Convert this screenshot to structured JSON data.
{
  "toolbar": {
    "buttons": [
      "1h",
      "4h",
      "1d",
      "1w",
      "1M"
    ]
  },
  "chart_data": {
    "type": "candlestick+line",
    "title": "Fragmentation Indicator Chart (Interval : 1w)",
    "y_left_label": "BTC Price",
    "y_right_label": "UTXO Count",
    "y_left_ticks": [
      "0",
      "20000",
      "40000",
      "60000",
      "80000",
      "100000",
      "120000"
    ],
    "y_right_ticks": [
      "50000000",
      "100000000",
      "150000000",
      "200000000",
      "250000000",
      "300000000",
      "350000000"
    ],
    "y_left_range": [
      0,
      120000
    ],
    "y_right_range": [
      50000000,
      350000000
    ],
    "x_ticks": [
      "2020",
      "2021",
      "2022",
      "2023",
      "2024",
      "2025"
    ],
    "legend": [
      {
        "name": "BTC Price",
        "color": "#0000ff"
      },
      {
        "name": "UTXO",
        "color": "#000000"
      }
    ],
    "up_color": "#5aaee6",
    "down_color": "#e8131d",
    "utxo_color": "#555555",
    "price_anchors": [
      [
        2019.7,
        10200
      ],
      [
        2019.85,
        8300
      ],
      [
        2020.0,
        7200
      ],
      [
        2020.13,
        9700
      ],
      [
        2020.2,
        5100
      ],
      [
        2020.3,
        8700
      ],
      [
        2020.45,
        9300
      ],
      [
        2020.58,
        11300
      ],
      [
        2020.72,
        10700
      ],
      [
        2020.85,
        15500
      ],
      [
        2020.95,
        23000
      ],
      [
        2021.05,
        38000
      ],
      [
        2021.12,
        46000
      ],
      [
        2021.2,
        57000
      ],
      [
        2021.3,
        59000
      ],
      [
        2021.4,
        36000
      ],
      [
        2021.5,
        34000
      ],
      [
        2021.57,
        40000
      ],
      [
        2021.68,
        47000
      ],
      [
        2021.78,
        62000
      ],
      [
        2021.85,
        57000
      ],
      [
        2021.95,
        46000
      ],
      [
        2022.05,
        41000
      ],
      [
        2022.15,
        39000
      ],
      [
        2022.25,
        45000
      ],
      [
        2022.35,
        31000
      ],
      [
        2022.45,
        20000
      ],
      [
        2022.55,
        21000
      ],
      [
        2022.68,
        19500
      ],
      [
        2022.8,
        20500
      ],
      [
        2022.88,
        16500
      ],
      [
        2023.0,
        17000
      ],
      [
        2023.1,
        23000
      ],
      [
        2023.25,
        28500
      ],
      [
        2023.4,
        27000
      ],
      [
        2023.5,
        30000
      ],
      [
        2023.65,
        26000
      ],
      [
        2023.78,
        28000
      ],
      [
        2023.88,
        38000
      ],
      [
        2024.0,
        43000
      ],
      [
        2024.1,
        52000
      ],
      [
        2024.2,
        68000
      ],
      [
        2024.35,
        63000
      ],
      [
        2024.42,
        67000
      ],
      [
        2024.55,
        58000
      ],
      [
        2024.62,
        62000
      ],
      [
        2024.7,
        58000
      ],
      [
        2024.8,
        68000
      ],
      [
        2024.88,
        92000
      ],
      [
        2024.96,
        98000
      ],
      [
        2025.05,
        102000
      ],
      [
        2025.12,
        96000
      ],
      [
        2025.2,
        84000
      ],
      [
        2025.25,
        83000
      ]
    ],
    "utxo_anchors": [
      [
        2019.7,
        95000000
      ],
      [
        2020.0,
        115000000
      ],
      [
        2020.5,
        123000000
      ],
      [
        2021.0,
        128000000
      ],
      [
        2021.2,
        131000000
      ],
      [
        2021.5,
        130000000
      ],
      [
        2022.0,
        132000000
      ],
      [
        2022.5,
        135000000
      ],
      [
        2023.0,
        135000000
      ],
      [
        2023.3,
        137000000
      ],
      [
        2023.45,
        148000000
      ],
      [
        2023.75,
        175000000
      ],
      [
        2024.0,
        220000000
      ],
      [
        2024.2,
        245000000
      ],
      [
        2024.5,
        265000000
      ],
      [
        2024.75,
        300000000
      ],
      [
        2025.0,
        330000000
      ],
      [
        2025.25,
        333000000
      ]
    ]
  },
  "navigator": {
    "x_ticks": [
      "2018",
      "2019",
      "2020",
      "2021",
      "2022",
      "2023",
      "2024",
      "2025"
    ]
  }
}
***
SET EXERCISE: From the records above, please extract every line and repeat it exactly.

SOLUTION TO THE EXERCISE:
Convert this screenshot to structured JSON data.
{
  "toolbar": {
    "buttons": [
      "1h",
      "4h",
      "1d",
      "1w",
      "1M"
    ]
  },
  "chart_data": {
    "type": "candlestick+line",
    "title": "Fragmentation Indicator Chart (Interval : 1w)",
    "y_left_label": "BTC Price",
    "y_right_label": "UTXO Count",
    "y_left_ticks": [
      "0",
      "20000",
      "40000",
      "60000",
      "80000",
      "100000",
      "120000"
    ],
    "y_right_ticks": [
      "50000000",
      "100000000",
      "150000000",
      "200000000",
      "250000000",
      "300000000",
      "350000000"
    ],
    "y_left_range": [
      0,
      120000
    ],
    "y_right_range": [
      50000000,
      350000000
    ],
    "x_ticks": [
      "2020",
      "2021",
      "2022",
      "2023",
      "2024",
      "2025"
    ],
    "legend": [
      {
        "name": "BTC Price",
        "color": "#0000ff"
      },
      {
        "name": "UTXO",
        "color": "#000000"
      }
    ],
    "up_color": "#5aaee6",
    "down_color": "#e8131d",
    "utxo_color": "#555555",
    "price_anchors": [
      [
        2019.7,
        10200
      ],
      [
        2019.85,
        8300
      ],
      [
        2020.0,
        7200
      ],
      [
        2020.13,
        9700
      ],
      [
        2020.2,
        5100
      ],
      [
        2020.3,
        8700
      ],
      [
        2020.45,
        9300
      ],
      [
        2020.58,
        11300
      ],
      [
        2020.72,
        10700
      ],
      [
        2020.85,
        15500
      ],
      [
        2020.95,
        23000
      ],
      [
        2021.05,
        38000
      ],
      [
        2021.12,
        46000
      ],
      [
        2021.2,
        57000
      ],
      [
        2021.3,
        59000
      ],
      [
        2021.4,
        36000
      ],
      [
        2021.5,
        34000
      ],
      [
        2021.57,
        40000
      ],
      [
        2021.68,
        47000
      ],
      [
        2021.78,
        62000
      ],
      [
        2021.85,
        57000
      ],
      [
        2021.95,
        46000
      ],
      [
        2022.05,
        41000
      ],
      [
        2022.15,
        39000
      ],
      [
        2022.25,
        45000
      ],
      [
        2022.35,
        31000
      ],
      [
        2022.45,
        20000
      ],
      [
        2022.55,
        21000
      ],
      [
        2022.68,
        19500
      ],
      [
        2022.8,
        20500
      ],
      [
        2022.88,
        16500
      ],
      [
        2023.0,
        17000
      ],
      [
        2023.1,
        23000
      ],
      [
        2023.25,
        28500
      ],
      [
        2023.4,
        27000
      ],
      [
        2023.5,
        30000
      ],
      [
        2023.65,
        26000
      ],
      [
        2023.78,
        28000
      ],
      [
        2023.88,
        38000
      ],
      [
        2024.0,
        43000
      ],
      [
        2024.1,
        52000
      ],
      [
        2024.2,
        68000
      ],
      [
        2024.35,
        63000
      ],
      [
        2024.42,
        67000
      ],
      [
        2024.55,
        58000
      ],
      [
        2024.62,
        62000
      ],
      [
        2024.7,
        58000
      ],
      [
        2024.8,
        68000
      ],
      [
        2024.88,
        92000
      ],
      [
        2024.96,
        98000
      ],
      [
        2025.05,
        102000
      ],
      [
        2025.12,
        96000
      ],
      [
        2025.2,
        84000
      ],
      [
        2025.25,
        83000
      ]
    ],
    "utxo_anchors": [
      [
        2019.7,
        95000000
      ],
      [
        2020.0,
        115000000
      ],
      [
        2020.5,
        123000000
      ],
      [
        2021.0,
        128000000
      ],
      [
        2021.2,
        131000000
      ],
      [
        2021.5,
        130000000
      ],
      [
        2022.0,
        132000000
      ],
      [
        2022.5,
        135000000
      ],
      [
        2023.0,
        135000000
      ],
      [
        2023.3,
        137000000
      ],
      [
        2023.45,
        148000000
      ],
      [
        2023.75,
        175000000
      ],
      [
        2024.0,
        220000000
      ],
      [
        2024.2,
        245000000
      ],
      [
        2024.5,
        265000000
      ],
      [
        2024.75,
        300000000
      ],
      [
        2025.0,
        330000000
      ],
      [
        2025.25,
        333000000
      ]
    ]
  },
  "navigator": {
    "x_ticks": [
      "2018",
      "2019",
      "2020",
      "2021",
      "2022",
      "2023",
      "2024",
      "2025"
    ]
  }
}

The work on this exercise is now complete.